> **Provided information**
Start of Block

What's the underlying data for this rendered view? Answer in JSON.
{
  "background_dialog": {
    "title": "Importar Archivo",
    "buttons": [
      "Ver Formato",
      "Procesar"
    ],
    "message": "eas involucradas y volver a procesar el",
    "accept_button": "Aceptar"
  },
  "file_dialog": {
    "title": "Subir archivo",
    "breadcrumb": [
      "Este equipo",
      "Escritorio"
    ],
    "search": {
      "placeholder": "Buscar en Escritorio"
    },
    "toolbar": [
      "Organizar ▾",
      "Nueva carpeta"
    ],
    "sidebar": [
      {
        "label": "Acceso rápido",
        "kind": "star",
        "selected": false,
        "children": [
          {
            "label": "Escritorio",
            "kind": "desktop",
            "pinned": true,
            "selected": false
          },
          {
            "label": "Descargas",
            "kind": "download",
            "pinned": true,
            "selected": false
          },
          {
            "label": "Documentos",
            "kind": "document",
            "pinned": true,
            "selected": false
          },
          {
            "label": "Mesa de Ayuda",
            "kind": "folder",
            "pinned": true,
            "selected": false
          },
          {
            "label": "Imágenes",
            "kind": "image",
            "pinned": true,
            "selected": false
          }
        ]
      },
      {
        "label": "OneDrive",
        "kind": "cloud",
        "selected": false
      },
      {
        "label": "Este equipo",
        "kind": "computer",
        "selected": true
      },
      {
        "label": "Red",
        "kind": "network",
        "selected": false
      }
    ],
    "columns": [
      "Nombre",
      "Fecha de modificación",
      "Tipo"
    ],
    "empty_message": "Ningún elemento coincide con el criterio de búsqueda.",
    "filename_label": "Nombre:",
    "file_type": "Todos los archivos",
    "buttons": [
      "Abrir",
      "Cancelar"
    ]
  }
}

End of Block

> **Task details**
Line for line, the material above should be repeated exactly.

> **Result**
What's the underlying data for this rendered view? Answer in JSON.
{
  "background_dialog": {
    "title": "Importar Archivo",
    "buttons": [
      "Ver Formato",
      "Procesar"
    ],
    "message": "eas involucradas y volver a procesar el",
    "accept_button": "Aceptar"
  },
  "file_dialog": {
    "title": "Subir archivo",
    "breadcrumb": [
      "Este equipo",
      "Escritorio"
    ],
    "search": {
      "placeholder": "Buscar en Escritorio"
    },
    "toolbar": [
      "Organizar ▾",
      "Nueva carpeta"
    ],
    "sidebar": [
      {
        "label": "Acceso rápido",
        "kind": "star",
        "selected": false,
        "children": [
          {
            "label": "Escritorio",
            "kind": "desktop",
            "pinned": true,
            "selected": false
          },
          {
            "label": "Descargas",
            "kind": "download",
            "pinned": true,
            "selected": false
          },
          {
            "label": "Documentos",
            "kind": "document",
            "pinned": true,
            "selected": false
          },
          {
            "label": "Mesa de Ayuda",
            "kind": "folder",
            "pinned": true,
            "selected": false
          },
          {
            "label": "Imágenes",
            "kind": "image",
            "pinned": true,
            "selected": false
          }
        ]
      },
      {
        "label": "OneDrive",
        "kind": "cloud",
        "selected": false
      },
      {
        "label": "Este equipo",
        "kind": "computer",
        "selected": true
      },
      {
        "label": "Red",
        "kind": "network",
        "selected": false
      }
    ],
    "columns": [
      "Nombre",
      "Fecha de modificación",
      "Tipo"
    ],
    "empty_message": "Ningún elemento coincide con el criterio de búsqueda.",
    "filename_label": "Nombre:",
    "file_type": "Todos los archivos",
    "buttons": [
      "Abrir",
      "Cancelar"
    ]
  }
}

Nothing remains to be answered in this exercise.